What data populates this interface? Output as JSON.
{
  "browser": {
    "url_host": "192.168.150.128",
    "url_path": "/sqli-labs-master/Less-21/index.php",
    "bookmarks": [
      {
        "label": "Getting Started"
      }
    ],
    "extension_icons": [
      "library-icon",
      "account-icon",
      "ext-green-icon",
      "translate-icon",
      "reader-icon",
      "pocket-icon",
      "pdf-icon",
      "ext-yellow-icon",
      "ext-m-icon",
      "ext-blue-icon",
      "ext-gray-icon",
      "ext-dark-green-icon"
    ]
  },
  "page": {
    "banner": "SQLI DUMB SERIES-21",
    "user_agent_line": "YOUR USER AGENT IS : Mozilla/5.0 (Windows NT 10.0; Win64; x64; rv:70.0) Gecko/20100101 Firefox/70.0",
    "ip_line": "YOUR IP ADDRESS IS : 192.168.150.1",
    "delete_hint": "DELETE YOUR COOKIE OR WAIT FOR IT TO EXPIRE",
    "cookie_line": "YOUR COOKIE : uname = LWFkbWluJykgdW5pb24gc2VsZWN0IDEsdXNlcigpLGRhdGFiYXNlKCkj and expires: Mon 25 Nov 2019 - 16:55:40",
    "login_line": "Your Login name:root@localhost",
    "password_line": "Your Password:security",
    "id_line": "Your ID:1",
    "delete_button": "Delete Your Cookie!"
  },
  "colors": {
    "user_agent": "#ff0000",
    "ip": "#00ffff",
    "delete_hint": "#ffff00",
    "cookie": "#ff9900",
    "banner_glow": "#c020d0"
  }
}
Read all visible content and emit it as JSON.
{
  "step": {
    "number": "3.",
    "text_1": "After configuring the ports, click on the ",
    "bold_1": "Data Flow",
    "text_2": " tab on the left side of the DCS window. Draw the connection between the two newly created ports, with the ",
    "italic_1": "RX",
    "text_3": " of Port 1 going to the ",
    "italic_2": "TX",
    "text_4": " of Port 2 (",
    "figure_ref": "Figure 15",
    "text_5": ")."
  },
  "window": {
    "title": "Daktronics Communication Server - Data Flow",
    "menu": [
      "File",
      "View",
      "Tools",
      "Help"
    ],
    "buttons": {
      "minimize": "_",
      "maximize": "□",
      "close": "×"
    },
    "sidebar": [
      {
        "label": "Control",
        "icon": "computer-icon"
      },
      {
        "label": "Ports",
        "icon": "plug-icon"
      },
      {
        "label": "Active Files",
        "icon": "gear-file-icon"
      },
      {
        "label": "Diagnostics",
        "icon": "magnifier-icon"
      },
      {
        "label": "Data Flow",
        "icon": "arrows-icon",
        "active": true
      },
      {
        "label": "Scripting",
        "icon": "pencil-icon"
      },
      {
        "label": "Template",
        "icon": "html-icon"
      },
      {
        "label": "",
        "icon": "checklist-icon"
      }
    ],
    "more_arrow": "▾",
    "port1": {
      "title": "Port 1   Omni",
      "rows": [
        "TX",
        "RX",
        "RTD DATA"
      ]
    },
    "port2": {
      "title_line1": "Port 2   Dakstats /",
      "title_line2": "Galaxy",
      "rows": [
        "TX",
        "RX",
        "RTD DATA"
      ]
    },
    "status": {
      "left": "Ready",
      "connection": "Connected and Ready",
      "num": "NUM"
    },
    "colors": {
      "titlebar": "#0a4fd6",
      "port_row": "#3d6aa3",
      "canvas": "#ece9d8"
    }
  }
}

WHAT YOU NEED TO DO:
Write out every line of the records exactly.

TASK ANSWER:
What data populates this interface? Output as JSON.
{
  "browser": {
    "url_host": "192.168.150.128",
    "url_path": "/sqli-labs-master/Less-21/index.php",
    "bookmarks": [
      {
        "label": "Getting Started"
      }
    ],
    "extension_icons": [
      "library-icon",
      "account-icon",
      "ext-green-icon",
      "translate-icon",
      "reader-icon",
      "pocket-icon",
      "pdf-icon",
      "ext-yellow-icon",
      "ext-m-icon",
      "ext-blue-icon",
      "ext-gray-icon",
      "ext-dark-green-icon"
    ]
  },
  "page": {
    "banner": "SQLI DUMB SERIES-21",
    "user_agent_line": "YOUR USER AGENT IS : Mozilla/5.0 (Windows NT 10.0; Win64; x64; rv:70.0) Gecko/20100101 Firefox/70.0",
    "ip_line": "YOUR IP ADDRESS IS : 192.168.150.1",
    "delete_hint": "DELETE YOUR COOKIE OR WAIT FOR IT TO EXPIRE",
    "cookie_line": "YOUR COOKIE : uname = LWFkbWluJykgdW5pb24gc2VsZWN0IDEsdXNlcigpLGRhdGFiYXNlKCkj and expires: Mon 25 Nov 2019 - 16:55:40",
    "login_line": "Your Login name:root@localhost",
    "password_line": "Your Password:security",
    "id_line": "Your ID:1",
    "delete_button": "Delete Your Cookie!"
  },
  "colors": {
    "user_agent": "#ff0000",
    "ip": "#00ffff",
    "delete_hint": "#ffff00",
    "cookie": "#ff9900",
    "banner_glow": "#c020d0"
  }
}
Read all visible content and emit it as JSON.
{
  "step": {
    "number": "3.",
    "text_1": "After configuring the ports, click on the ",
    "bold_1": "Data Flow",
    "text_2": " tab on the left side of the DCS window. Draw the connection between the two newly created ports, with the ",
    "italic_1": "RX",
    "text_3": " of Port 1 going to the ",
    "italic_2": "TX",
    "text_4": " of Port 2 (",
    "figure_ref": "Figure 15",
    "text_5": ")."
  },
  "window": {
    "title": "Daktronics Communication Server - Data Flow",
    "menu": [
      "File",
      "View",
      "Tools",
      "Help"
    ],
    "buttons": {
      "minimize": "_",
      "maximize": "□",
      "close": "×"
    },
    "sidebar": [
      {
        "label": "Control",
        "icon": "computer-icon"
      },
      {
        "label": "Ports",
        "icon": "plug-icon"
      },
      {
        "label": "Active Files",
        "icon": "gear-file-icon"
      },
      {
        "label": "Diagnostics",
        "icon": "magnifier-icon"
      },
      {
        "label": "Data Flow",
        "icon": "arrows-icon",
        "active": true
      },
      {
        "label": "Scripting",
        "icon": "pencil-icon"
      },
      {
        "label": "Template",
        "icon": "html-icon"
      },
      {
        "label": "",
        "icon": "checklist-icon"
      }
    ],
    "more_arrow": "▾",
    "port1": {
      "title": "Port 1   Omni",
      "rows": [
        "TX",
        "RX",
        "RTD DATA"
      ]
    },
    "port2": {
      "title_line1": "Port 2   Dakstats /",
      "title_line2": "Galaxy",
      "rows": [
        "TX",
        "RX",
        "RTD DATA"
      ]
    },
    "status": {
      "left": "Ready",
      "connection": "Connected and Ready",
      "num": "NUM"
    },
    "colors": {
      "titlebar": "#0a4fd6",
      "port_row": "#3d6aa3",
      "canvas": "#ece9d8"
    }
  }
}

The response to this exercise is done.